Turn each line of all the items below into a Markdown table with two columns, Number and Line, leaving out any blank lines.

>> start Records for the task

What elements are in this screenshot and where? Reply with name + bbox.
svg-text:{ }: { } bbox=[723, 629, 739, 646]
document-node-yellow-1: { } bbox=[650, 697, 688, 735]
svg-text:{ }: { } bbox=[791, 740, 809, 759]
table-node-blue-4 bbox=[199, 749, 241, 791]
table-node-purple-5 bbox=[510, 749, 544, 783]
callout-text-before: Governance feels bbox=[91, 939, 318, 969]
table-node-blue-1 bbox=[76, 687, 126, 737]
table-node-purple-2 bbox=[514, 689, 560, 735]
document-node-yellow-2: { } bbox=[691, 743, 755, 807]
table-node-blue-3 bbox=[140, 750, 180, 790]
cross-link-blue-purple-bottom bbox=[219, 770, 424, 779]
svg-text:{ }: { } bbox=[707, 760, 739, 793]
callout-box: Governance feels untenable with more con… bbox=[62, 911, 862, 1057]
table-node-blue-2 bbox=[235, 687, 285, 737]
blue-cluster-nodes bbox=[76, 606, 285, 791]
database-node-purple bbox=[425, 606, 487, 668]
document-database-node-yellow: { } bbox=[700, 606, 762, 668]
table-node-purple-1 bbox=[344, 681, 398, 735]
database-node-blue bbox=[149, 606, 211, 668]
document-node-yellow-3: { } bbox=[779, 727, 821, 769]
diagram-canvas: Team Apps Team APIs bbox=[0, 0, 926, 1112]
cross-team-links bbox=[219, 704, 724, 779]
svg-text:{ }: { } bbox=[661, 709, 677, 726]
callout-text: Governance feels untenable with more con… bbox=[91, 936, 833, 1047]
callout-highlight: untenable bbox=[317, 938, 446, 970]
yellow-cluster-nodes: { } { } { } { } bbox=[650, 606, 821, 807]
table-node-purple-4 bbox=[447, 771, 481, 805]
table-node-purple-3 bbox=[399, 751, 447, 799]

>> end Records for the task

Correct answer:
| Number | Line |
|---|---|
| 1 | What elements are in this screenshot and where? Reply with name + bbox. |
| 2 | svg-text:{ }: { } bbox=[723, 629, 739, 646] |
| 3 | document-node-yellow-1: { } bbox=[650, 697, 688, 735] |
| 4 | svg-text:{ }: { } bbox=[791, 740, 809, 759] |
| 5 | table-node-blue-4 bbox=[199, 749, 241, 791] |
| 6 | table-node-purple-5 bbox=[510, 749, 544, 783] |
| 7 | callout-text-before: Governance feels bbox=[91, 939, 318, 969] |
| 8 | table-node-blue-1 bbox=[76, 687, 126, 737] |
| 9 | table-node-purple-2 bbox=[514, 689, 560, 735] |
| 10 | document-node-yellow-2: { } bbox=[691, 743, 755, 807] |
| 11 | table-node-blue-3 bbox=[140, 750, 180, 790] |
| 12 | cross-link-blue-purple-bottom bbox=[219, 770, 424, 779] |
| 13 | svg-text:{ }: { } bbox=[707, 760, 739, 793] |
| 14 | callout-box: Governance feels untenable with more con… bbox=[62, 911, 862, 1057] |
| 15 | table-node-blue-2 bbox=[235, 687, 285, 737] |
| 16 | blue-cluster-nodes bbox=[76, 606, 285, 791] |
| 17 | database-node-purple bbox=[425, 606, 487, 668] |
| 18 | document-database-node-yellow: { } bbox=[700, 606, 762, 668] |
| 19 | table-node-purple-1 bbox=[344, 681, 398, 735] |
| 20 | database-node-blue bbox=[149, 606, 211, 668] |
| 21 | document-node-yellow-3: { } bbox=[779, 727, 821, 769] |
| 22 | diagram-canvas: Team Apps Team APIs bbox=[0, 0, 926, 1112] |
| 23 | cross-team-links bbox=[219, 704, 724, 779] |
| 24 | svg-text:{ }: { } bbox=[661, 709, 677, 726] |
| 25 | callout-text: Governance feels untenable with more con… bbox=[91, 936, 833, 1047] |
| 26 | callout-highlight: untenable bbox=[317, 938, 446, 970] |
| 27 | yellow-cluster-nodes: { } { } { } { } bbox=[650, 606, 821, 807] |
| 28 | table-node-purple-4 bbox=[447, 771, 481, 805] |
| 29 | table-node-purple-3 bbox=[399, 751, 447, 799] |